** START OF DATA PROVIDED **

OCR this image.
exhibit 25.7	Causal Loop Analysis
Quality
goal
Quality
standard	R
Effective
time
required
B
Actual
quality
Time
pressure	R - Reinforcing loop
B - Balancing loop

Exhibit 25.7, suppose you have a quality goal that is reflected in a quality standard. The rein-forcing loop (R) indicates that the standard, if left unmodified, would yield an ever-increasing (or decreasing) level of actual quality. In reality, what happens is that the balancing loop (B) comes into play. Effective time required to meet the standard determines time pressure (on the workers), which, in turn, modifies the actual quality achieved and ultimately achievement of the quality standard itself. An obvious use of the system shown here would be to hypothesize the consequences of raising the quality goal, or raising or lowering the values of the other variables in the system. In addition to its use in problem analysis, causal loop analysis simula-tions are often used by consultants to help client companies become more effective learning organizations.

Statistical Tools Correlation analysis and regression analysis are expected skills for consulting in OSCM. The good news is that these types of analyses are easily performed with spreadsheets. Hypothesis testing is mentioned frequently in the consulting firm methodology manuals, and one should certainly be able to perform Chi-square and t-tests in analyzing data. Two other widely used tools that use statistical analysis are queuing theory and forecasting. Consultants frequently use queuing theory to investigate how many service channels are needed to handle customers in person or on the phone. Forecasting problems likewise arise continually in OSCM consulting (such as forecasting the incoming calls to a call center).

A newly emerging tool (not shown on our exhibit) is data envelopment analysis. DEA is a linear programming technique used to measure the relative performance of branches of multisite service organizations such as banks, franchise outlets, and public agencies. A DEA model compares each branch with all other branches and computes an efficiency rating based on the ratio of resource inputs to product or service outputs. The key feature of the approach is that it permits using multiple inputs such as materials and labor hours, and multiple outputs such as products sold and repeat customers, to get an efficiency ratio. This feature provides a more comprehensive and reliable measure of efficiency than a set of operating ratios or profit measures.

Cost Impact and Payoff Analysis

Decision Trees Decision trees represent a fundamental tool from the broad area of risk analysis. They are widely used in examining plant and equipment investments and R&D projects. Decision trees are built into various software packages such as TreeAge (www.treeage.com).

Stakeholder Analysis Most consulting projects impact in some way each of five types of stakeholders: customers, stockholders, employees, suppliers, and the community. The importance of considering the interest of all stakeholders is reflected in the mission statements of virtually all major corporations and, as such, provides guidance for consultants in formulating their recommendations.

** END OF DATA PROVIDED **

**SHORT PROBLEM**: Write out every entry word for word.

**WRITTEN ANSWER**:
OCR this image.
exhibit 25.7	Causal Loop Analysis
Quality
goal
Quality
standard	R
Effective
time
required
B
Actual
quality
Time
pressure	R - Reinforcing loop
B - Balancing loop

Exhibit 25.7, suppose you have a quality goal that is reflected in a quality standard. The rein-forcing loop (R) indicates that the standard, if left unmodified, would yield an ever-increasing (or decreasing) level of actual quality. In reality, what happens is that the balancing loop (B) comes into play. Effective time required to meet the standard determines time pressure (on the workers), which, in turn, modifies the actual quality achieved and ultimately achievement of the quality standard itself. An obvious use of the system shown here would be to hypothesize the consequences of raising the quality goal, or raising or lowering the values of the other variables in the system. In addition to its use in problem analysis, causal loop analysis simula-tions are often used by consultants to help client companies become more effective learning organizations.

Statistical Tools Correlation analysis and regression analysis are expected skills for consulting in OSCM. The good news is that these types of analyses are easily performed with spreadsheets. Hypothesis testing is mentioned frequently in the consulting firm methodology manuals, and one should certainly be able to perform Chi-square and t-tests in analyzing data. Two other widely used tools that use statistical analysis are queuing theory and forecasting. Consultants frequently use queuing theory to investigate how many service channels are needed to handle customers in person or on the phone. Forecasting problems likewise arise continually in OSCM consulting (such as forecasting the incoming calls to a call center).

A newly emerging tool (not shown on our exhibit) is data envelopment analysis. DEA is a linear programming technique used to measure the relative performance of branches of multisite service organizations such as banks, franchise outlets, and public agencies. A DEA model compares each branch with all other branches and computes an efficiency rating based on the ratio of resource inputs to product or service outputs. The key feature of the approach is that it permits using multiple inputs such as materials and labor hours, and multiple outputs such as products sold and repeat customers, to get an efficiency ratio. This feature provides a more comprehensive and reliable measure of efficiency than a set of operating ratios or profit measures.

Cost Impact and Payoff Analysis

Decision Trees Decision trees represent a fundamental tool from the broad area of risk analysis. They are widely used in examining plant and equipment investments and R&D projects. Decision trees are built into various software packages such as TreeAge (www.treeage.com).

Stakeholder Analysis Most consulting projects impact in some way each of five types of stakeholders: customers, stockholders, employees, suppliers, and the community. The importance of considering the interest of all stakeholders is reflected in the mission statements of virtually all major corporations and, as such, provides guidance for consultants in formulating their recommendations.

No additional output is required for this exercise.